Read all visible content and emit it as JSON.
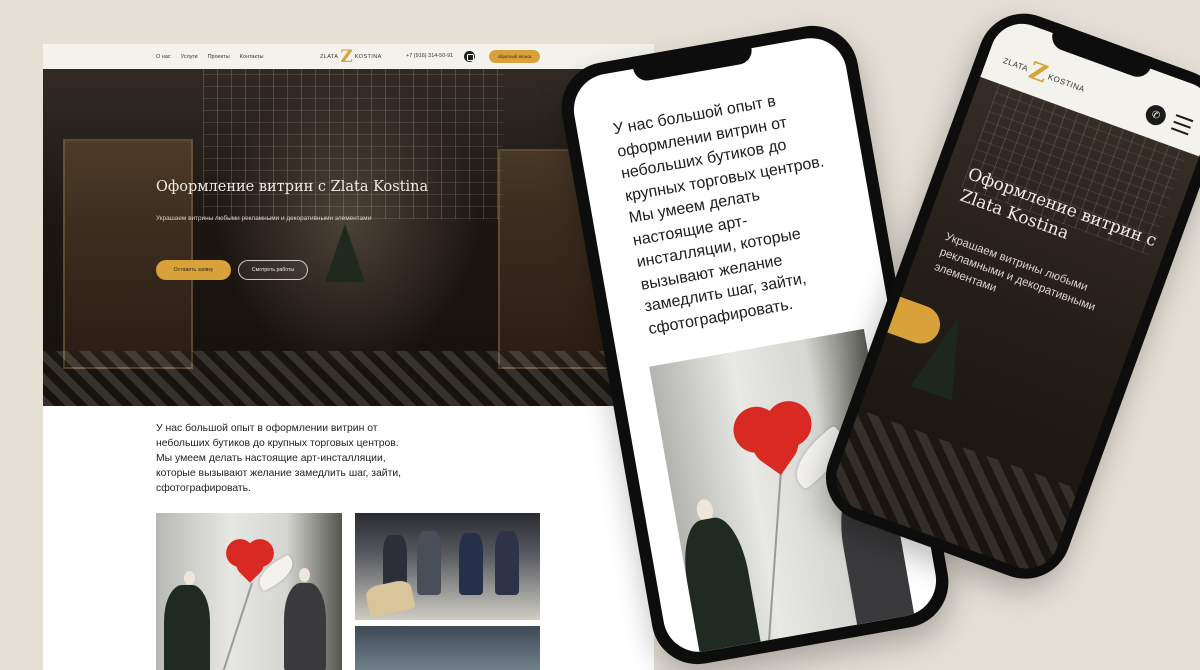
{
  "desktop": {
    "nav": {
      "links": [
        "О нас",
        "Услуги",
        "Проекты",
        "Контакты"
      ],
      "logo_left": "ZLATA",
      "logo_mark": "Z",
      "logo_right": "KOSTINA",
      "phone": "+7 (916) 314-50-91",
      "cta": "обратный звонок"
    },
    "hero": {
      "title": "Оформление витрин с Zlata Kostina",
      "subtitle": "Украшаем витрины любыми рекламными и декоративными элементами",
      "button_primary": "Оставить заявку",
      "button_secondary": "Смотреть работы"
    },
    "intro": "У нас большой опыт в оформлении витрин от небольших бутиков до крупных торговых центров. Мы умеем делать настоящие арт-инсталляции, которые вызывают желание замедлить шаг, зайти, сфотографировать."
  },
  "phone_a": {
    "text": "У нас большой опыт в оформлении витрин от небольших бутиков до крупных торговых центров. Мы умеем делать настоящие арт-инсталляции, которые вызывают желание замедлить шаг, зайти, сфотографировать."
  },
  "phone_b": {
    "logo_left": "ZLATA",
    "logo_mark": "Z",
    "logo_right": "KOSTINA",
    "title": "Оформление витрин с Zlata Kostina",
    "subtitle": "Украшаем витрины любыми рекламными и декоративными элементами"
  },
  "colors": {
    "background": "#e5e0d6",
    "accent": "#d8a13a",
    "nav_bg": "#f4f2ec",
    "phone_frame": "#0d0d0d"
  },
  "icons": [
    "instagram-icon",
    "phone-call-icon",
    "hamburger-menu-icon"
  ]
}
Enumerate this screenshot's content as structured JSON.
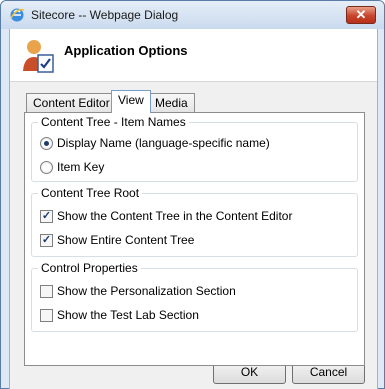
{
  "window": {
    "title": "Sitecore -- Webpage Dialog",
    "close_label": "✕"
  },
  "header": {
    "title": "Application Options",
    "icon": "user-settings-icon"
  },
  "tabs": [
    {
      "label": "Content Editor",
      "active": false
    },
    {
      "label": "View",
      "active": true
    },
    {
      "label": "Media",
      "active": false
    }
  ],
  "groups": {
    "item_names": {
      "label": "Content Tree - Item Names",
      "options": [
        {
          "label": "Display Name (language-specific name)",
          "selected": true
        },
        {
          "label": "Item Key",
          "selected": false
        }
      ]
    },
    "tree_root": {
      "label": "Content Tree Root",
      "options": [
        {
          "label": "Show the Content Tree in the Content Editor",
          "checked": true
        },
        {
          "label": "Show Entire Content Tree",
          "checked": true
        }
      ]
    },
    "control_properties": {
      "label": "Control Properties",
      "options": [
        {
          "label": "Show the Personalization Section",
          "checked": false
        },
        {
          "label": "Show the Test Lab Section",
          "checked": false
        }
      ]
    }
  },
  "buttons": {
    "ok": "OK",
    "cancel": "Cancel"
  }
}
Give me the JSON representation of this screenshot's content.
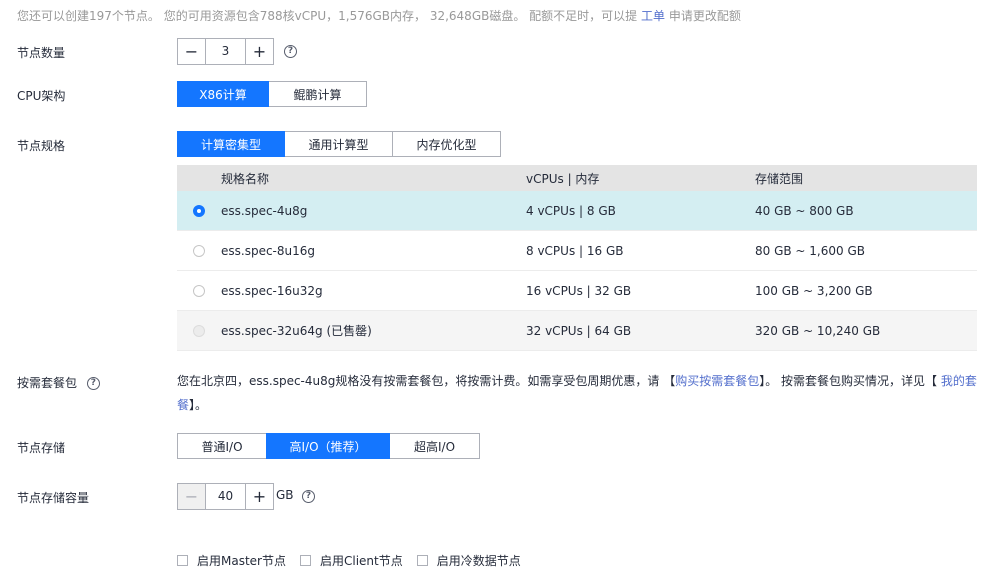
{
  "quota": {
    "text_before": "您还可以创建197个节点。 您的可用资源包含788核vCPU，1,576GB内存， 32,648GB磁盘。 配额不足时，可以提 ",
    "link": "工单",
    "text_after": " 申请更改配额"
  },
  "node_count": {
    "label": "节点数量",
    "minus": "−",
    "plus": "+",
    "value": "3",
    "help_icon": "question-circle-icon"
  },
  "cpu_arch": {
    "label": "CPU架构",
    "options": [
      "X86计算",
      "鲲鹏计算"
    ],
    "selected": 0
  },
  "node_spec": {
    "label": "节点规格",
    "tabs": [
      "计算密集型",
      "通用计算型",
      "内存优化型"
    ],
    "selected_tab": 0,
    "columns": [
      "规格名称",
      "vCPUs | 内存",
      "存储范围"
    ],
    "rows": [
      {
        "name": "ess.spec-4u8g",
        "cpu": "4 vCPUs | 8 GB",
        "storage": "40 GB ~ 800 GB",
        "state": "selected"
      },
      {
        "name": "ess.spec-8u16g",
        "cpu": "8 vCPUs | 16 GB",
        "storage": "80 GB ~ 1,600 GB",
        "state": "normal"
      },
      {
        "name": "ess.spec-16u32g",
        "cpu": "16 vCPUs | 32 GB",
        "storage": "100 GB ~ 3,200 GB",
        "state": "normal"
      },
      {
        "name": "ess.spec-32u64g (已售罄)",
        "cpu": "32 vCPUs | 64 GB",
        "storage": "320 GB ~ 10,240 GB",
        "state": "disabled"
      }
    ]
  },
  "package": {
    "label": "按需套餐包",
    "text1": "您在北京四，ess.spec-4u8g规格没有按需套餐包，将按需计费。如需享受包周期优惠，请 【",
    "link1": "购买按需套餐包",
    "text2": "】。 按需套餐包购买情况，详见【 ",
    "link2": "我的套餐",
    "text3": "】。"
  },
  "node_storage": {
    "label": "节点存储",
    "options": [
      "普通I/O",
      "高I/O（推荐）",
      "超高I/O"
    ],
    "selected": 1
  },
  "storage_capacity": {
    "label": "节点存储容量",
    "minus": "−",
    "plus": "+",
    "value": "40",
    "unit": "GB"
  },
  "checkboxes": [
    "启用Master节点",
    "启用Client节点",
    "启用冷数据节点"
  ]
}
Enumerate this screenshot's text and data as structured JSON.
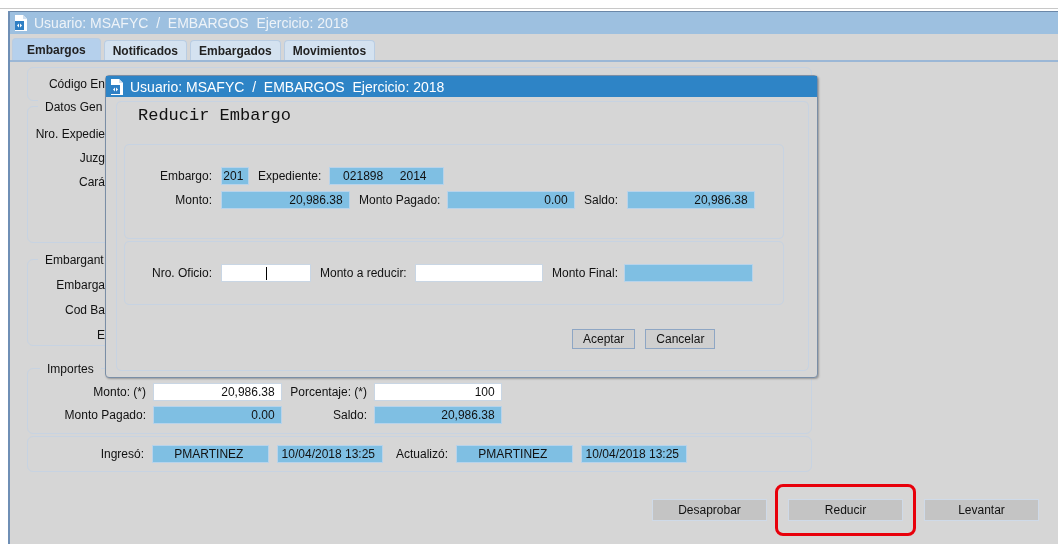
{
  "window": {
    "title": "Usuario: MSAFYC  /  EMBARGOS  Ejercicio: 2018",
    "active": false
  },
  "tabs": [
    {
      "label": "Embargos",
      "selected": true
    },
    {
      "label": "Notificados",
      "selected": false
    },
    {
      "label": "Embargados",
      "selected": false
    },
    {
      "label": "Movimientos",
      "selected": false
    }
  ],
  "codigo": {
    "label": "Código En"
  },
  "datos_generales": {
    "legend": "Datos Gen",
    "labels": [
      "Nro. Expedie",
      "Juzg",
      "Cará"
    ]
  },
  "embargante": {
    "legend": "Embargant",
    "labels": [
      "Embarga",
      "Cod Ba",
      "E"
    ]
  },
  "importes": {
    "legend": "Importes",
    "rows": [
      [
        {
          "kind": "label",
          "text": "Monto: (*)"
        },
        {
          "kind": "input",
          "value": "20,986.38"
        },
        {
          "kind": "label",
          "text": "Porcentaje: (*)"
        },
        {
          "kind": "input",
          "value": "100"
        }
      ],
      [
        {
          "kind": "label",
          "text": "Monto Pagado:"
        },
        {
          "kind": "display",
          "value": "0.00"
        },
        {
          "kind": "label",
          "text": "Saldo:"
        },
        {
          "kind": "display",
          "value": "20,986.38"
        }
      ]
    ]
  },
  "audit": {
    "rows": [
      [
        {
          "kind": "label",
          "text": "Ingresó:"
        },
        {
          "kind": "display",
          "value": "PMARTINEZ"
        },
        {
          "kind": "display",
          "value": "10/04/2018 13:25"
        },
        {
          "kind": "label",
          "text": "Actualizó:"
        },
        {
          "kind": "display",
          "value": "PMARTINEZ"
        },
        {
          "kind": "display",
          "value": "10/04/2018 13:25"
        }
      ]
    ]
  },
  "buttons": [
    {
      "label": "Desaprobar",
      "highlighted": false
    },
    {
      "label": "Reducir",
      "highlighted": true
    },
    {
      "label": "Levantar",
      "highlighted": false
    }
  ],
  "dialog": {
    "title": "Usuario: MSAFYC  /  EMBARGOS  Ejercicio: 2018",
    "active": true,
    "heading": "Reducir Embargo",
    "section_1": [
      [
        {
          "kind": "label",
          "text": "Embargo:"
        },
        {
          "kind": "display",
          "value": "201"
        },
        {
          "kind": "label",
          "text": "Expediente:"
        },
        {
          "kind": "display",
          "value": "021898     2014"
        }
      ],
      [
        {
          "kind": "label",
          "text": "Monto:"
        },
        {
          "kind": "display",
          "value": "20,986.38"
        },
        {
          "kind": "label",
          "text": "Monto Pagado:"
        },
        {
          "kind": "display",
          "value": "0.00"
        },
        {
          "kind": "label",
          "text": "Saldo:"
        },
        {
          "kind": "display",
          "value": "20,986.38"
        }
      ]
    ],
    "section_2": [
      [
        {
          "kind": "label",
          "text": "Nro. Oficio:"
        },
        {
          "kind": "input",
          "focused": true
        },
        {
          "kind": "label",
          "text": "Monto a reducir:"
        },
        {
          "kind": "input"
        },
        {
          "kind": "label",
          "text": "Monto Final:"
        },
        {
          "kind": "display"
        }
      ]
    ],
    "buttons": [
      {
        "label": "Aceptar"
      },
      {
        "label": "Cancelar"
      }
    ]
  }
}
---+---
* _Task prompt_: Only the number is required: the count of lines containing the word "рекламными".

* _Written response_: 2